(A run of records)

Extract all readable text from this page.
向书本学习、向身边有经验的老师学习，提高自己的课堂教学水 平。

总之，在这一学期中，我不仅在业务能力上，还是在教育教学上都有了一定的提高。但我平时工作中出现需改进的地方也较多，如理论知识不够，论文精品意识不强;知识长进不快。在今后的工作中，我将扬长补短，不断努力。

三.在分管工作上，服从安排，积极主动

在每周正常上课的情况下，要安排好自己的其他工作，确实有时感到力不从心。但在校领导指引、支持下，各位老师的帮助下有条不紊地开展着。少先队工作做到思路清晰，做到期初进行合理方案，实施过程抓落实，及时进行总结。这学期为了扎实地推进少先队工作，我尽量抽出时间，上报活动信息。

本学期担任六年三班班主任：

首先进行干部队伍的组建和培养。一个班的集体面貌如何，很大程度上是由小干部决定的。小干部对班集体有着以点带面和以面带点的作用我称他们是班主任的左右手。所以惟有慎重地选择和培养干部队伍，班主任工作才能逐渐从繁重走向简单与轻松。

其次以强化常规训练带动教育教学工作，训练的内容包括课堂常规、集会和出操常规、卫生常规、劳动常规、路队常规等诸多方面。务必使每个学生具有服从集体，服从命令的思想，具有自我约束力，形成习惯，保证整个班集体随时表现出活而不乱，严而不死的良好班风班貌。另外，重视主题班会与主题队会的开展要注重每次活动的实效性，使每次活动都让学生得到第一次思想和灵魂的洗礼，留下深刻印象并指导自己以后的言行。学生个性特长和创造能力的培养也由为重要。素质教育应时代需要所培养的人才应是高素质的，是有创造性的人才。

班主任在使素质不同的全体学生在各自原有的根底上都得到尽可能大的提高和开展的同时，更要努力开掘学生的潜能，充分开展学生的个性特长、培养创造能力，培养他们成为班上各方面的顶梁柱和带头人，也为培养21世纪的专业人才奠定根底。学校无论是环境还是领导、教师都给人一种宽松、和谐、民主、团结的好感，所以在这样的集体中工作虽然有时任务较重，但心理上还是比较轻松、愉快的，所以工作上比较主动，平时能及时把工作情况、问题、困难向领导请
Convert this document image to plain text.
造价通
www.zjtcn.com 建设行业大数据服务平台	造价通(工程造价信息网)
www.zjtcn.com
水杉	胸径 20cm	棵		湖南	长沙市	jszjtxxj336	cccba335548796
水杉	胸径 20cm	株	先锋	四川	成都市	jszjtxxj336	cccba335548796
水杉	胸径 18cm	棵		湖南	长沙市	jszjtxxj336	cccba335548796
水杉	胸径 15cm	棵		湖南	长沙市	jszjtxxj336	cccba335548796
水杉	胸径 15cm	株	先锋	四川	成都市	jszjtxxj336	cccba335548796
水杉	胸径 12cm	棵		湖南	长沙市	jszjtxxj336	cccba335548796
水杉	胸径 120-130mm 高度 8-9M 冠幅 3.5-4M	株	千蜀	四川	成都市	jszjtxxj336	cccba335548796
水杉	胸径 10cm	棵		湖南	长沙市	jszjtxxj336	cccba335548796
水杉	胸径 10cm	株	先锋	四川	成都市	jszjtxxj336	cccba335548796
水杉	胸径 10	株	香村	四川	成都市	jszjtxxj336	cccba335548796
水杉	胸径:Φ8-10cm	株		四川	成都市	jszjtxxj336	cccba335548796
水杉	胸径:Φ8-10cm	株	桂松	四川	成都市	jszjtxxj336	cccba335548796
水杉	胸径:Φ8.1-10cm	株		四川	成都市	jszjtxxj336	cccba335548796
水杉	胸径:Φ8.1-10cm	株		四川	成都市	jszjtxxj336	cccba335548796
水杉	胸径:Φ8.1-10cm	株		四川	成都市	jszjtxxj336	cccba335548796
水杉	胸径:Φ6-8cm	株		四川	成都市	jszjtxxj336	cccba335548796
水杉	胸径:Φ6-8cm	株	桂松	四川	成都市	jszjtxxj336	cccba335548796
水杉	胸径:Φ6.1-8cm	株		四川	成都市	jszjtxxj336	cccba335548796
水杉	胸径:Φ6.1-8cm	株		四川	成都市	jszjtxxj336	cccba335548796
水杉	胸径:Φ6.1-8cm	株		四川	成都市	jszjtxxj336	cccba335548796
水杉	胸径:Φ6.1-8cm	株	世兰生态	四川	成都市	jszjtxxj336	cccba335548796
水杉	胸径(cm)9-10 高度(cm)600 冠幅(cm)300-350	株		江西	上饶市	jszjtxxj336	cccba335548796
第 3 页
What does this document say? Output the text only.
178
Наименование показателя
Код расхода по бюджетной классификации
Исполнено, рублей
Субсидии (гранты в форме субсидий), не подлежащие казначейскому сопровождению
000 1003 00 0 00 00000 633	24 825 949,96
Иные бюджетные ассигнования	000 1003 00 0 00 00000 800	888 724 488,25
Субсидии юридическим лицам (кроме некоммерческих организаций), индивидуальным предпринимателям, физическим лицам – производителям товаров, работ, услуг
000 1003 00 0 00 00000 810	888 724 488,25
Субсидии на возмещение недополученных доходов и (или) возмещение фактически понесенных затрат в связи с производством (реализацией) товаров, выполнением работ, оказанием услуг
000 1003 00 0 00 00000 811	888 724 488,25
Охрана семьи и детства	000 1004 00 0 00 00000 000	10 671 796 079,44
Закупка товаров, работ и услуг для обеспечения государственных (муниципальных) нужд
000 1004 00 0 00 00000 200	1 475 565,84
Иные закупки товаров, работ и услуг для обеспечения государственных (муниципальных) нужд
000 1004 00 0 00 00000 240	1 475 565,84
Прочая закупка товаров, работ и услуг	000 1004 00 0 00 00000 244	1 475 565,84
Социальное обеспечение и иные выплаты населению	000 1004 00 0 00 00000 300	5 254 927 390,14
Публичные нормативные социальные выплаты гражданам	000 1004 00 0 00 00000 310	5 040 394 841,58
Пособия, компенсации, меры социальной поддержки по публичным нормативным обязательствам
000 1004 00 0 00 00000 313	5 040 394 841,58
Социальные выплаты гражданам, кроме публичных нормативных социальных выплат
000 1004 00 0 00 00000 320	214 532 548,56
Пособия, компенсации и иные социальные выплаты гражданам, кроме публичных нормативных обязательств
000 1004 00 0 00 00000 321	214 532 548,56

◆ Task prompt:
All of the lines above need to be given again exactly.

◆ Written response:
Extract all readable text from this page.
向书本学习、向身边有经验的老师学习，提高自己的课堂教学水 平。

总之，在这一学期中，我不仅在业务能力上，还是在教育教学上都有了一定的提高。但我平时工作中出现需改进的地方也较多，如理论知识不够，论文精品意识不强;知识长进不快。在今后的工作中，我将扬长补短，不断努力。

三.在分管工作上，服从安排，积极主动

在每周正常上课的情况下，要安排好自己的其他工作，确实有时感到力不从心。但在校领导指引、支持下，各位老师的帮助下有条不紊地开展着。少先队工作做到思路清晰，做到期初进行合理方案，实施过程抓落实，及时进行总结。这学期为了扎实地推进少先队工作，我尽量抽出时间，上报活动信息。

本学期担任六年三班班主任：

首先进行干部队伍的组建和培养。一个班的集体面貌如何，很大程度上是由小干部决定的。小干部对班集体有着以点带面和以面带点的作用我称他们是班主任的左右手。所以惟有慎重地选择和培养干部队伍，班主任工作才能逐渐从繁重走向简单与轻松。

其次以强化常规训练带动教育教学工作，训练的内容包括课堂常规、集会和出操常规、卫生常规、劳动常规、路队常规等诸多方面。务必使每个学生具有服从集体，服从命令的思想，具有自我约束力，形成习惯，保证整个班集体随时表现出活而不乱，严而不死的良好班风班貌。另外，重视主题班会与主题队会的开展要注重每次活动的实效性，使每次活动都让学生得到第一次思想和灵魂的洗礼，留下深刻印象并指导自己以后的言行。学生个性特长和创造能力的培养也由为重要。素质教育应时代需要所培养的人才应是高素质的，是有创造性的人才。

班主任在使素质不同的全体学生在各自原有的根底上都得到尽可能大的提高和开展的同时，更要努力开掘学生的潜能，充分开展学生的个性特长、培养创造能力，培养他们成为班上各方面的顶梁柱和带头人，也为培养21世纪的专业人才奠定根底。学校无论是环境还是领导、教师都给人一种宽松、和谐、民主、团结的好感，所以在这样的集体中工作虽然有时任务较重，但心理上还是比较轻松、愉快的，所以工作上比较主动，平时能及时把工作情况、问题、困难向领导请
Convert this document image to plain text.
造价通
www.zjtcn.com 建设行业大数据服务平台	造价通(工程造价信息网)
www.zjtcn.com
水杉	胸径 20cm	棵		湖南	长沙市	jszjtxxj336	cccba335548796
水杉	胸径 20cm	株	先锋	四川	成都市	jszjtxxj336	cccba335548796
水杉	胸径 18cm	棵		湖南	长沙市	jszjtxxj336	cccba335548796
水杉	胸径 15cm	棵		湖南	长沙市	jszjtxxj336	cccba335548796
水杉	胸径 15cm	株	先锋	四川	成都市	jszjtxxj336	cccba335548796
水杉	胸径 12cm	棵		湖南	长沙市	jszjtxxj336	cccba335548796
水杉	胸径 120-130mm 高度 8-9M 冠幅 3.5-4M	株	千蜀	四川	成都市	jszjtxxj336	cccba335548796
水杉	胸径 10cm	棵		湖南	长沙市	jszjtxxj336	cccba335548796
水杉	胸径 10cm	株	先锋	四川	成都市	jszjtxxj336	cccba335548796
水杉	胸径 10	株	香村	四川	成都市	jszjtxxj336	cccba335548796
水杉	胸径:Φ8-10cm	株		四川	成都市	jszjtxxj336	cccba335548796
水杉	胸径:Φ8-10cm	株	桂松	四川	成都市	jszjtxxj336	cccba335548796
水杉	胸径:Φ8.1-10cm	株		四川	成都市	jszjtxxj336	cccba335548796
水杉	胸径:Φ8.1-10cm	株		四川	成都市	jszjtxxj336	cccba335548796
水杉	胸径:Φ8.1-10cm	株		四川	成都市	jszjtxxj336	cccba335548796
水杉	胸径:Φ6-8cm	株		四川	成都市	jszjtxxj336	cccba335548796
水杉	胸径:Φ6-8cm	株	桂松	四川	成都市	jszjtxxj336	cccba335548796
水杉	胸径:Φ6.1-8cm	株		四川	成都市	jszjtxxj336	cccba335548796
水杉	胸径:Φ6.1-8cm	株		四川	成都市	jszjtxxj336	cccba335548796
水杉	胸径:Φ6.1-8cm	株		四川	成都市	jszjtxxj336	cccba335548796
水杉	胸径:Φ6.1-8cm	株	世兰生态	四川	成都市	jszjtxxj336	cccba335548796
水杉	胸径(cm)9-10 高度(cm)600 冠幅(cm)300-350	株		江西	上饶市	jszjtxxj336	cccba335548796
第 3 页
What does this document say? Output the text only.
178
Наименование показателя
Код расхода по бюджетной классификации
Исполнено, рублей
Субсидии (гранты в форме субсидий), не подлежащие казначейскому сопровождению
000 1003 00 0 00 00000 633	24 825 949,96
Иные бюджетные ассигнования	000 1003 00 0 00 00000 800	888 724 488,25
Субсидии юридическим лицам (кроме некоммерческих организаций), индивидуальным предпринимателям, физическим лицам – производителям товаров, работ, услуг
000 1003 00 0 00 00000 810	888 724 488,25
Субсидии на возмещение недополученных доходов и (или) возмещение фактически понесенных затрат в связи с производством (реализацией) товаров, выполнением работ, оказанием услуг
000 1003 00 0 00 00000 811	888 724 488,25
Охрана семьи и детства	000 1004 00 0 00 00000 000	10 671 796 079,44
Закупка товаров, работ и услуг для обеспечения государственных (муниципальных) нужд
000 1004 00 0 00 00000 200	1 475 565,84
Иные закупки товаров, работ и услуг для обеспечения государственных (муниципальных) нужд
000 1004 00 0 00 00000 240	1 475 565,84
Прочая закупка товаров, работ и услуг	000 1004 00 0 00 00000 244	1 475 565,84
Социальное обеспечение и иные выплаты населению	000 1004 00 0 00 00000 300	5 254 927 390,14
Публичные нормативные социальные выплаты гражданам	000 1004 00 0 00 00000 310	5 040 394 841,58
Пособия, компенсации, меры социальной поддержки по публичным нормативным обязательствам
000 1004 00 0 00 00000 313	5 040 394 841,58
Социальные выплаты гражданам, кроме публичных нормативных социальных выплат
000 1004 00 0 00 00000 320	214 532 548,56
Пособия, компенсации и иные социальные выплаты гражданам, кроме публичных нормативных обязательств
000 1004 00 0 00 00000 321	214 532 548,56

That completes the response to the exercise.